[Collected data entries]

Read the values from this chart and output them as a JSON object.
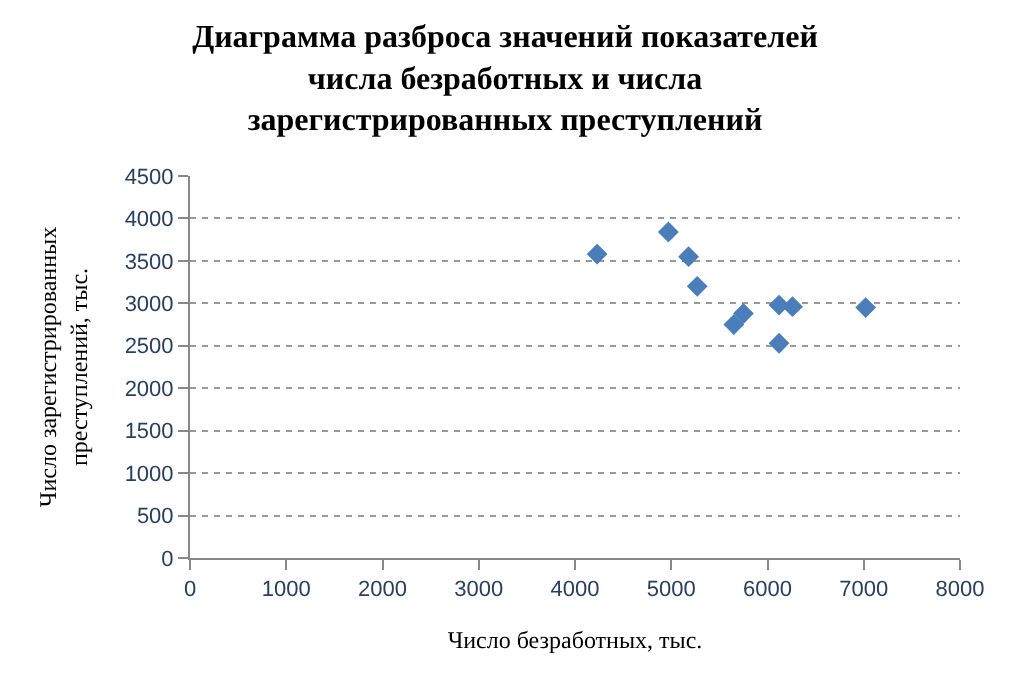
{
  "chart_data": {
    "type": "scatter",
    "title": "Диаграмма разброса значений показателей\nчисла безработных и числа\nзарегистрированных преступлений",
    "xlabel": "Число безработных, тыс.",
    "ylabel": "Число зарегистрированных\nпреступлений, тыс.",
    "x": [
      4230,
      4970,
      5180,
      5270,
      5650,
      5700,
      5750,
      6120,
      6260,
      6120,
      7020
    ],
    "series": [
      {
        "color": "#4a7ebb",
        "values": [
          3580,
          3840,
          3550,
          3200,
          2750,
          null,
          2880,
          2980,
          2960,
          2530,
          2950
        ]
      }
    ],
    "xlim": [
      0,
      8000
    ],
    "xticks": [
      0,
      1000,
      2000,
      3000,
      4000,
      5000,
      6000,
      7000,
      8000
    ],
    "ylim": [
      0,
      4500
    ],
    "yticks": [
      0,
      500,
      1000,
      1500,
      2000,
      2500,
      3000,
      3500,
      4000,
      4500
    ],
    "grid": "y",
    "marker": "diamond",
    "legend": false
  }
}
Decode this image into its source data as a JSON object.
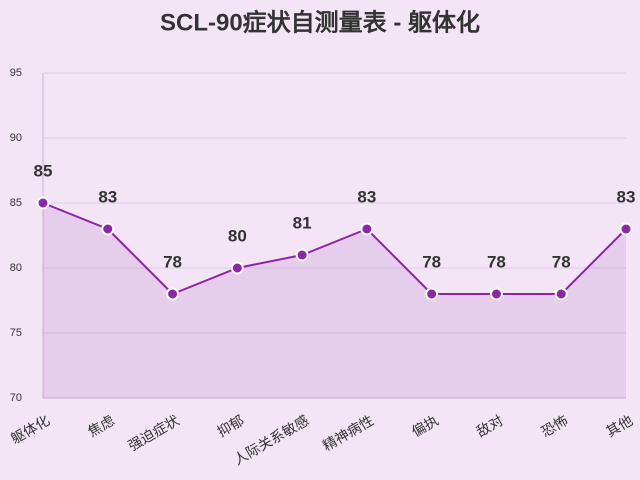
{
  "chart_data": {
    "type": "line",
    "title": "SCL-90症状自测量表 - 躯体化",
    "categories": [
      "躯体化",
      "焦虑",
      "强迫症状",
      "抑郁",
      "人际关系敏感",
      "精神病性",
      "偏执",
      "敌对",
      "恐怖",
      "其他"
    ],
    "values": [
      85,
      83,
      78,
      80,
      81,
      83,
      78,
      78,
      78,
      83
    ],
    "color": "#8e24aa",
    "area": true,
    "ylim": [
      70,
      95
    ],
    "yticks": [
      70,
      75,
      80,
      85,
      90,
      95
    ],
    "grid": true
  }
}
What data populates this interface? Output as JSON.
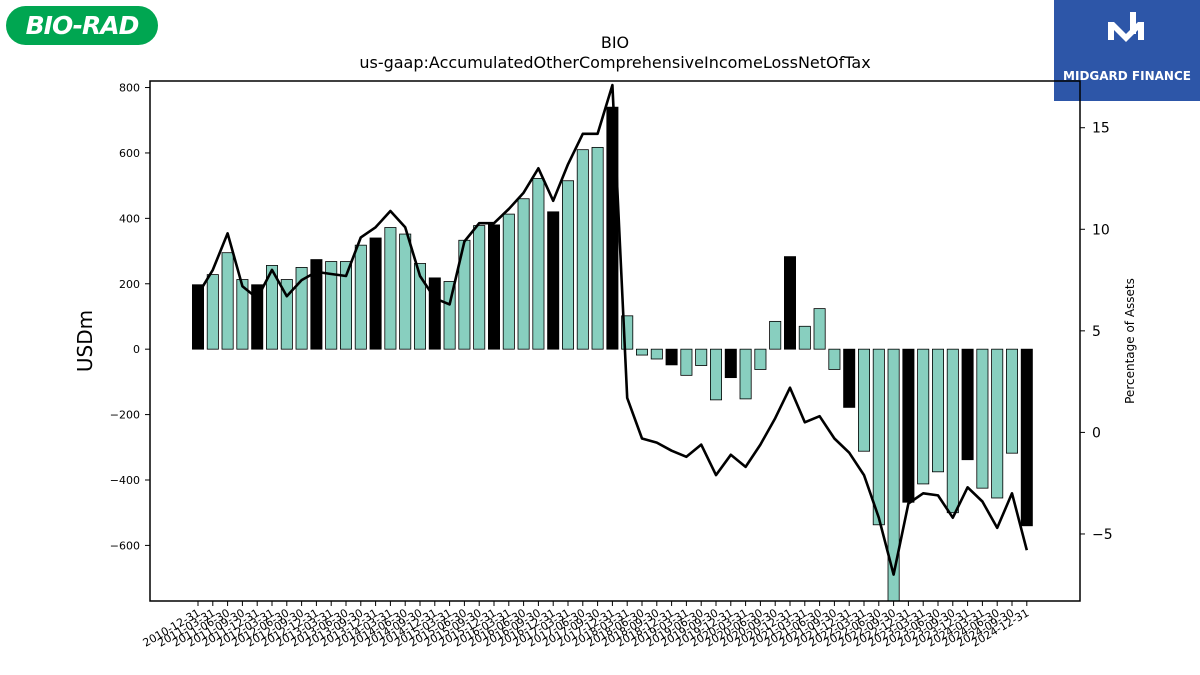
{
  "logos": {
    "left_text": "BIO-RAD",
    "right_text": "MIDGARD FINANCE",
    "left_color": "#00a651",
    "right_color": "#2d56a8"
  },
  "chart_data": {
    "type": "bar",
    "title": "BIO",
    "subtitle": "us-gaap:AccumulatedOtherComprehensiveIncomeLossNetOfTax",
    "ylabel": "USDm",
    "y2label": "Percentage of Assets",
    "ylim": [
      -770,
      820
    ],
    "y2lim": [
      -8.3,
      17.3
    ],
    "yticks": [
      -600,
      -400,
      -200,
      0,
      200,
      400,
      600,
      800
    ],
    "y2ticks": [
      -5,
      0,
      5,
      10,
      15
    ],
    "bar_color": "#88cfbf",
    "highlight_color": "#000000",
    "line_color": "#000000",
    "xtick_labels": [
      "2010-12-31",
      "2011-03-31",
      "2011-06-30",
      "2011-09-30",
      "2011-12-31",
      "2012-03-31",
      "2012-06-30",
      "2012-09-30",
      "2012-12-31",
      "2013-03-31",
      "2013-06-30",
      "2013-09-30",
      "2013-12-31",
      "2014-03-31",
      "2014-06-30",
      "2014-09-30",
      "2014-12-31",
      "2015-03-31",
      "2015-06-30",
      "2015-09-30",
      "2015-12-31",
      "2016-03-31",
      "2016-06-30",
      "2016-09-30",
      "2016-12-31",
      "2017-03-31",
      "2017-06-30",
      "2017-09-30",
      "2017-12-31",
      "2018-03-31",
      "2018-06-30",
      "2018-09-30",
      "2018-12-31",
      "2019-03-31",
      "2019-06-30",
      "2019-09-30",
      "2019-12-31",
      "2020-03-31",
      "2020-06-30",
      "2020-09-30",
      "2020-12-31",
      "2021-03-31",
      "2021-06-30",
      "2021-09-30",
      "2021-12-31",
      "2022-03-31",
      "2022-06-30",
      "2022-09-30",
      "2022-12-31",
      "2023-03-31",
      "2023-06-30",
      "2023-09-30",
      "2023-12-31",
      "2024-03-31",
      "2024-06-30",
      "2024-09-30",
      "2024-12-31"
    ],
    "series": [
      {
        "values": [
          197,
          228,
          295,
          213,
          197,
          256,
          213,
          250,
          274,
          268,
          268,
          318,
          340,
          372,
          352,
          262,
          218,
          207,
          333,
          378,
          380,
          413,
          460,
          522,
          420,
          515,
          610,
          617,
          740,
          102,
          -18,
          -30,
          -48,
          -80,
          -50,
          -155,
          -87,
          -152,
          -62,
          85,
          283,
          70,
          124,
          -62,
          -178,
          -312,
          -537,
          -770,
          -468,
          -412,
          -375,
          -500,
          -338,
          -425,
          -455,
          -318,
          -540
        ],
        "highlight": [
          true,
          false,
          false,
          false,
          true,
          false,
          false,
          false,
          true,
          false,
          false,
          false,
          true,
          false,
          false,
          false,
          true,
          false,
          false,
          false,
          true,
          false,
          false,
          false,
          true,
          false,
          false,
          false,
          true,
          false,
          false,
          false,
          true,
          false,
          false,
          false,
          true,
          false,
          false,
          false,
          true,
          false,
          false,
          false,
          true,
          false,
          false,
          false,
          true,
          false,
          false,
          false,
          true,
          false,
          false,
          false,
          true
        ]
      },
      {
        "axis": "secondary",
        "values": [
          6.8,
          8.0,
          9.8,
          7.2,
          6.6,
          8.0,
          6.7,
          7.5,
          7.9,
          7.8,
          7.7,
          9.6,
          10.1,
          10.9,
          10.1,
          7.7,
          6.6,
          6.3,
          9.4,
          10.3,
          10.3,
          11.0,
          11.8,
          13.0,
          11.4,
          13.2,
          14.7,
          14.7,
          17.1,
          1.7,
          -0.3,
          -0.5,
          -0.9,
          -1.2,
          -0.6,
          -2.1,
          -1.1,
          -1.7,
          -0.6,
          0.7,
          2.2,
          0.5,
          0.8,
          -0.3,
          -1.0,
          -2.1,
          -4.2,
          -7.0,
          -3.5,
          -3.0,
          -3.1,
          -4.2,
          -2.7,
          -3.4,
          -4.7,
          -3.0,
          -5.8
        ]
      }
    ]
  }
}
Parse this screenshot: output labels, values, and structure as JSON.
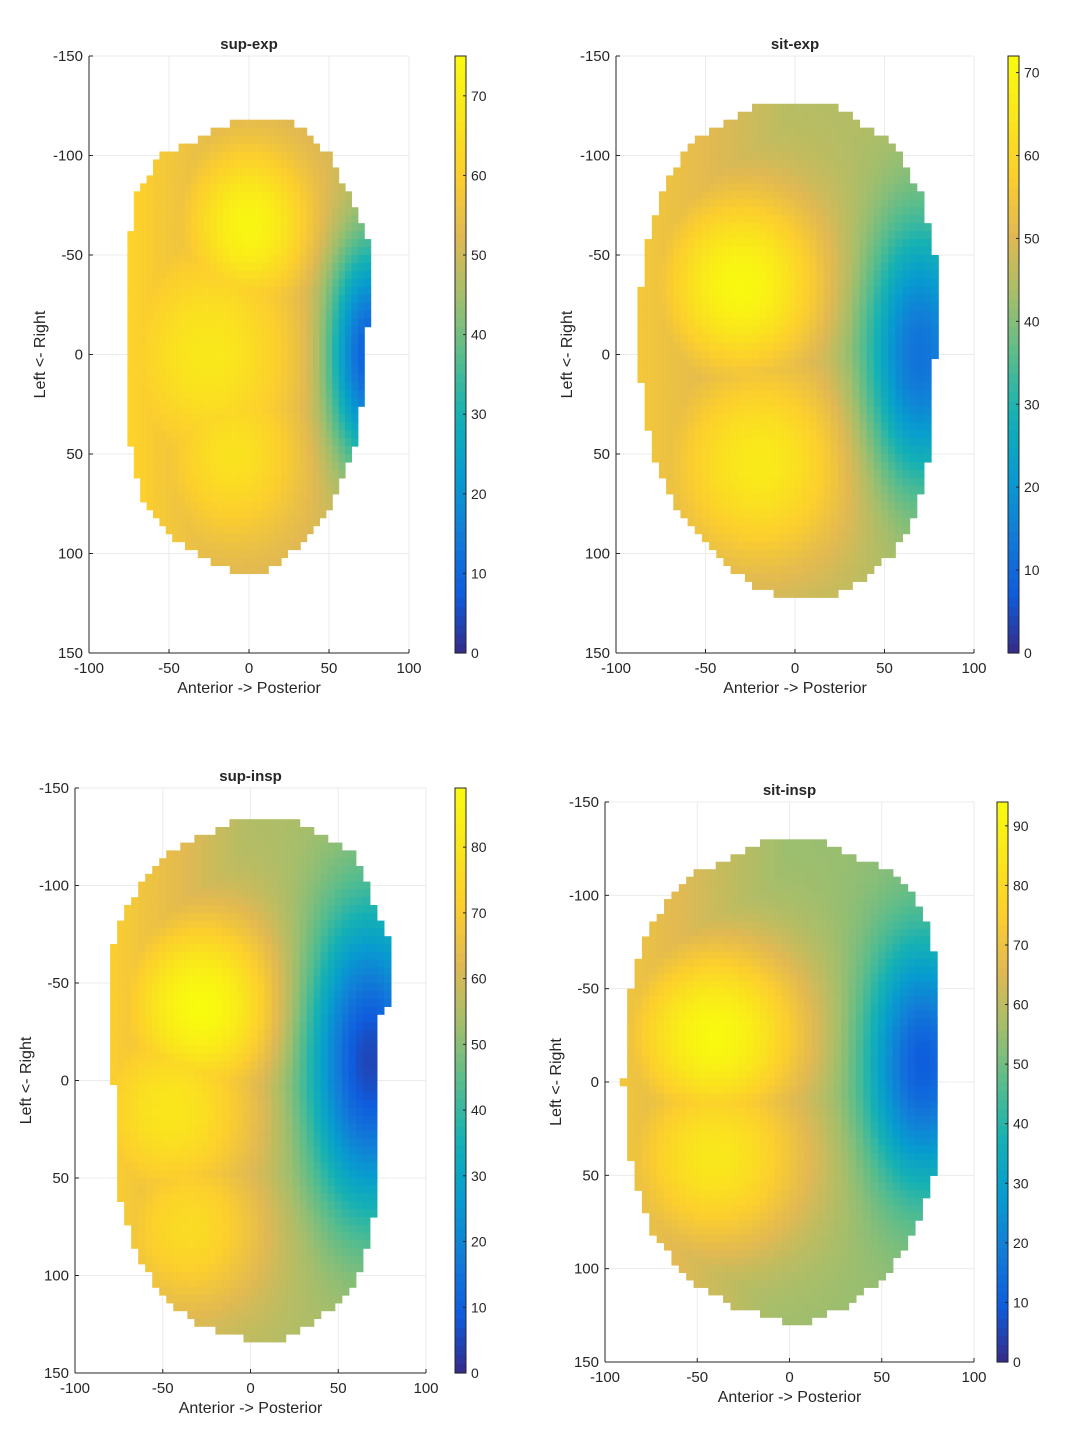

Directions: How many lines of these entries contain "JSON"? Answer with the number and nothing else.

Expected output: 4